**Instructions for the task:**
Copy all lines that contain the word "статусе".

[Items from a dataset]
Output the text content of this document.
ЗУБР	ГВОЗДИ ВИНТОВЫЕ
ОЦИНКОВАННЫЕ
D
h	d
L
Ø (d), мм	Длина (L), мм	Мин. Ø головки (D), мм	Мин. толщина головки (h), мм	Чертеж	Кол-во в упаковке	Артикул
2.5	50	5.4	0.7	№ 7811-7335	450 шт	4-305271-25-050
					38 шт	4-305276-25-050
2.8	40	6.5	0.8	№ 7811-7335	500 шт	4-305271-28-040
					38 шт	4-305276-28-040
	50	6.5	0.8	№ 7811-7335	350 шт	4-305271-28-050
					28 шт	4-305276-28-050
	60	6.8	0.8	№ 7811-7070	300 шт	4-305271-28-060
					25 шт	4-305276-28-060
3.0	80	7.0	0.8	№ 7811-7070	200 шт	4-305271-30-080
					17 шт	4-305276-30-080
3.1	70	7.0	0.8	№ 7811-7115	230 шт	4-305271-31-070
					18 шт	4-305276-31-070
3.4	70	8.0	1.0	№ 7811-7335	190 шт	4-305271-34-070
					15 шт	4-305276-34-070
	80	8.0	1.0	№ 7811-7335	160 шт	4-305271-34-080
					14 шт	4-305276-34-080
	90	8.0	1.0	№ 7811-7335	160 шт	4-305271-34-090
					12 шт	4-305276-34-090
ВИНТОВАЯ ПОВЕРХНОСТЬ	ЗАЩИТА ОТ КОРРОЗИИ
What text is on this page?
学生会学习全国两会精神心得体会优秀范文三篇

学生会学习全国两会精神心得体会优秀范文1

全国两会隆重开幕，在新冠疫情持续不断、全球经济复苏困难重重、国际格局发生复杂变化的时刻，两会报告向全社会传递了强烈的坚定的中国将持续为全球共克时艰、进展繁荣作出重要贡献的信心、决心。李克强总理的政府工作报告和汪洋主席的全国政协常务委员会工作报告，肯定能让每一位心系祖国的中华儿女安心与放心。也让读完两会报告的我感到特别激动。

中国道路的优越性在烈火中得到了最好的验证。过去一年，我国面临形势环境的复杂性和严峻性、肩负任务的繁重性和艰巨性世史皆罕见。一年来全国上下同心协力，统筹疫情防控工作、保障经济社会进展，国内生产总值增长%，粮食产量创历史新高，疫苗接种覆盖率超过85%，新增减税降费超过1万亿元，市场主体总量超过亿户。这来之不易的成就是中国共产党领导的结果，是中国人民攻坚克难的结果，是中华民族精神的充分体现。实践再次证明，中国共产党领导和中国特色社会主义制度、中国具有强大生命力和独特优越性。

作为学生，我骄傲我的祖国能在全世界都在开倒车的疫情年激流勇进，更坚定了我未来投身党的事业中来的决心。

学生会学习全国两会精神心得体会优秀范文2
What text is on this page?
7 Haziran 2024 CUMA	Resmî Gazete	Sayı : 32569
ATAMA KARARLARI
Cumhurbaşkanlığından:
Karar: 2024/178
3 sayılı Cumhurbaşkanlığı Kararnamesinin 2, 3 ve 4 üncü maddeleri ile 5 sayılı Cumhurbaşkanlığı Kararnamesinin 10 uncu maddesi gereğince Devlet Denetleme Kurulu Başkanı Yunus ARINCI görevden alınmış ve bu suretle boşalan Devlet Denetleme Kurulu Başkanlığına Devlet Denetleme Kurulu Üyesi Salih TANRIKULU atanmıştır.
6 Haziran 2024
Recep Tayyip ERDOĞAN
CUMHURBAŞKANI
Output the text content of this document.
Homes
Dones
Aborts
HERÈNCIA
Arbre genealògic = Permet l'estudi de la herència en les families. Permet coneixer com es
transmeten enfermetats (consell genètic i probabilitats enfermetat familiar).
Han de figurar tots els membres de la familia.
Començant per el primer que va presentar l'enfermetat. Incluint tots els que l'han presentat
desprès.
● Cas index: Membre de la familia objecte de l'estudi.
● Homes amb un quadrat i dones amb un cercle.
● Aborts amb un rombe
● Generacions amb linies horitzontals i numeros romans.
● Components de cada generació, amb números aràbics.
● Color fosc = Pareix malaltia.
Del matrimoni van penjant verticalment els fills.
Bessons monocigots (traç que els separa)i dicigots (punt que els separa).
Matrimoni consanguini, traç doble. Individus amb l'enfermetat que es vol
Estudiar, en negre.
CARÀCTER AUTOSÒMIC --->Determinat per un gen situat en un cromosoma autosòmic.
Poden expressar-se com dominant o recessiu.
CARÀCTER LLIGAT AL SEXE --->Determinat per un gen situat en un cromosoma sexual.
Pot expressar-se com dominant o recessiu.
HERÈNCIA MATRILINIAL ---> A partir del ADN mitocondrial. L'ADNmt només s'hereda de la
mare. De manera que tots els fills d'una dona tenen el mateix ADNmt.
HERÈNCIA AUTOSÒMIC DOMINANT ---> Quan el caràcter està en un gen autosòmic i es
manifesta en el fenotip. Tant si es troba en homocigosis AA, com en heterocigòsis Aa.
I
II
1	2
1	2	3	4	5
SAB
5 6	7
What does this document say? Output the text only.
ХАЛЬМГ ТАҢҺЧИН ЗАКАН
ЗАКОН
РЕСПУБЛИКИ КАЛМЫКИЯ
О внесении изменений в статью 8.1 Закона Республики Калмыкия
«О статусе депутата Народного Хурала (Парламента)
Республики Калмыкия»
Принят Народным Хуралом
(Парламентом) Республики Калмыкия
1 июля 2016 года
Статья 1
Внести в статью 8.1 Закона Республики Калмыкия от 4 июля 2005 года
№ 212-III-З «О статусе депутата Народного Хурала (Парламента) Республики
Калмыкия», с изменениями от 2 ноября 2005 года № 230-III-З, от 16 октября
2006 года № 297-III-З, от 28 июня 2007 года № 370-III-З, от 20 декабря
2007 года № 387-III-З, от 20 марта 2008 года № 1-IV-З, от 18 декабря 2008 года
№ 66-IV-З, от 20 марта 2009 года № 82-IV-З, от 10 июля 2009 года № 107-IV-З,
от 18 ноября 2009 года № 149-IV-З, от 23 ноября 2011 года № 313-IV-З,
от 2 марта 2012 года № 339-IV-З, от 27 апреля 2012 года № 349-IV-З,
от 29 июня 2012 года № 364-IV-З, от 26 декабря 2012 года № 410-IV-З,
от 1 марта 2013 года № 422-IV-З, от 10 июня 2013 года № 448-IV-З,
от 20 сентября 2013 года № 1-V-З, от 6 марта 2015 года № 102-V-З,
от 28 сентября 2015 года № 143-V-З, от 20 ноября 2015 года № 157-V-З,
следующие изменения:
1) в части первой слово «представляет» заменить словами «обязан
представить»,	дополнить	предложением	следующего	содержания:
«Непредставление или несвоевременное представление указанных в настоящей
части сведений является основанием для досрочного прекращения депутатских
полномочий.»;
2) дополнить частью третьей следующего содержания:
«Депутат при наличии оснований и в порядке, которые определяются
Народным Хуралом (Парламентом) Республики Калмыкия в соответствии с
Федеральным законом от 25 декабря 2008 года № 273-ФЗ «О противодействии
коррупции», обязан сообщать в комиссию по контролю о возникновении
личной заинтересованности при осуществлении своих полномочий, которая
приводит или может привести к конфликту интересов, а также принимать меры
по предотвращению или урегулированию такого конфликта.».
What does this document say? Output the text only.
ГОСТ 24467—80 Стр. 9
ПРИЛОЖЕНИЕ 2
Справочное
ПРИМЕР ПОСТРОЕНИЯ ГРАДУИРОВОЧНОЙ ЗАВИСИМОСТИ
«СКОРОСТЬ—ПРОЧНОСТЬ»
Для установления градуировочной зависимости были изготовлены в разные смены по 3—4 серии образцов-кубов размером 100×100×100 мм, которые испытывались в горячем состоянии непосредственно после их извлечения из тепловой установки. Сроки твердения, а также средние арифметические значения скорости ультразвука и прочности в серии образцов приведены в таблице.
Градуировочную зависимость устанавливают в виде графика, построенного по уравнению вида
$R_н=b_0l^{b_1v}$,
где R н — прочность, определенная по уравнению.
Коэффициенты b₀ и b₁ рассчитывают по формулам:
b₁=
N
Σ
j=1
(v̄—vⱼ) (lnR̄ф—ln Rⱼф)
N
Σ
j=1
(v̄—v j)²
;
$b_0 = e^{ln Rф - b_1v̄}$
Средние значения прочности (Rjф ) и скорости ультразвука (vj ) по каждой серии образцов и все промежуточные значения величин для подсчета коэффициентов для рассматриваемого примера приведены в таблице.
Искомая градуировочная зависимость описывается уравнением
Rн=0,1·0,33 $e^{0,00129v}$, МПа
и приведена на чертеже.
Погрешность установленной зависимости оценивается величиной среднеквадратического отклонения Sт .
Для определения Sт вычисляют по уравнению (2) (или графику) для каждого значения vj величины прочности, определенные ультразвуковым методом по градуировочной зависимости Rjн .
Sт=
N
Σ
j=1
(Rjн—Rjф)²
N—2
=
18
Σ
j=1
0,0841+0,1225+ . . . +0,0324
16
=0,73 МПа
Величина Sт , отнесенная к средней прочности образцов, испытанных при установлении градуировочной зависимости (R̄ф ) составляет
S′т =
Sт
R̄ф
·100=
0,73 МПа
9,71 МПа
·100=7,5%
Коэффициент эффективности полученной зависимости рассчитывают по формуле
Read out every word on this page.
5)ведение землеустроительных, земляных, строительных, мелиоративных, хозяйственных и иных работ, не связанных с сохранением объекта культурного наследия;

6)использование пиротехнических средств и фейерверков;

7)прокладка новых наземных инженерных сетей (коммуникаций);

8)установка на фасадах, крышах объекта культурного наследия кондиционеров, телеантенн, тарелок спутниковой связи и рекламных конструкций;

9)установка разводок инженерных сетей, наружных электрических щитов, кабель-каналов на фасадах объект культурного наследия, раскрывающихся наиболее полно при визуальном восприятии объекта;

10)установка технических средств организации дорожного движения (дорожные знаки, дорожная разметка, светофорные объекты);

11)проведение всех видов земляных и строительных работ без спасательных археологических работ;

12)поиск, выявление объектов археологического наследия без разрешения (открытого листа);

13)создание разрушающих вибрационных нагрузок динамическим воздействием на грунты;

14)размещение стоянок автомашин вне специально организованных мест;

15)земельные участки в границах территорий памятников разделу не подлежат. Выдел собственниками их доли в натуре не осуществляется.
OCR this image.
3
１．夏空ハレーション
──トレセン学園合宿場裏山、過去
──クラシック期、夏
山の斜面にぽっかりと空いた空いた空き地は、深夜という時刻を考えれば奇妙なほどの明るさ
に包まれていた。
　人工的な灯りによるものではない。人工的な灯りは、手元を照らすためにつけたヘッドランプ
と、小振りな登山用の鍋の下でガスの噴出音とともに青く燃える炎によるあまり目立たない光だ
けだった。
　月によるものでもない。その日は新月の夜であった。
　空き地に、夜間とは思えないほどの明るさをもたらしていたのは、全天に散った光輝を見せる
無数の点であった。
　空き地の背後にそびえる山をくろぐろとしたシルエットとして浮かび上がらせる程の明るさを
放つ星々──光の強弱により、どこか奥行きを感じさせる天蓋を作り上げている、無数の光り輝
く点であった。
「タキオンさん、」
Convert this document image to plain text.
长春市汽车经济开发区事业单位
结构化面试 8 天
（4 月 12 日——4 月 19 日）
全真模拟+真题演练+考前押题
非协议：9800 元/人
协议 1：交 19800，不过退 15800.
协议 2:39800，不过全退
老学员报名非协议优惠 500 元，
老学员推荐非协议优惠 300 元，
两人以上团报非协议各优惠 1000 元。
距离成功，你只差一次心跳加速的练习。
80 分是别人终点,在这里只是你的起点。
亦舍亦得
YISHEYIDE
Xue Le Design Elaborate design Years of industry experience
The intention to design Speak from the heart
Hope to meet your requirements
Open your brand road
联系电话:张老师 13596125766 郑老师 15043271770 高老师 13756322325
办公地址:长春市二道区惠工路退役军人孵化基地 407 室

**Reply to the task:**
«О статусе депутата Народного Хурала (Парламента)
№ 212-III-З «О статусе депутата Народного Хурала (Парламента) Республики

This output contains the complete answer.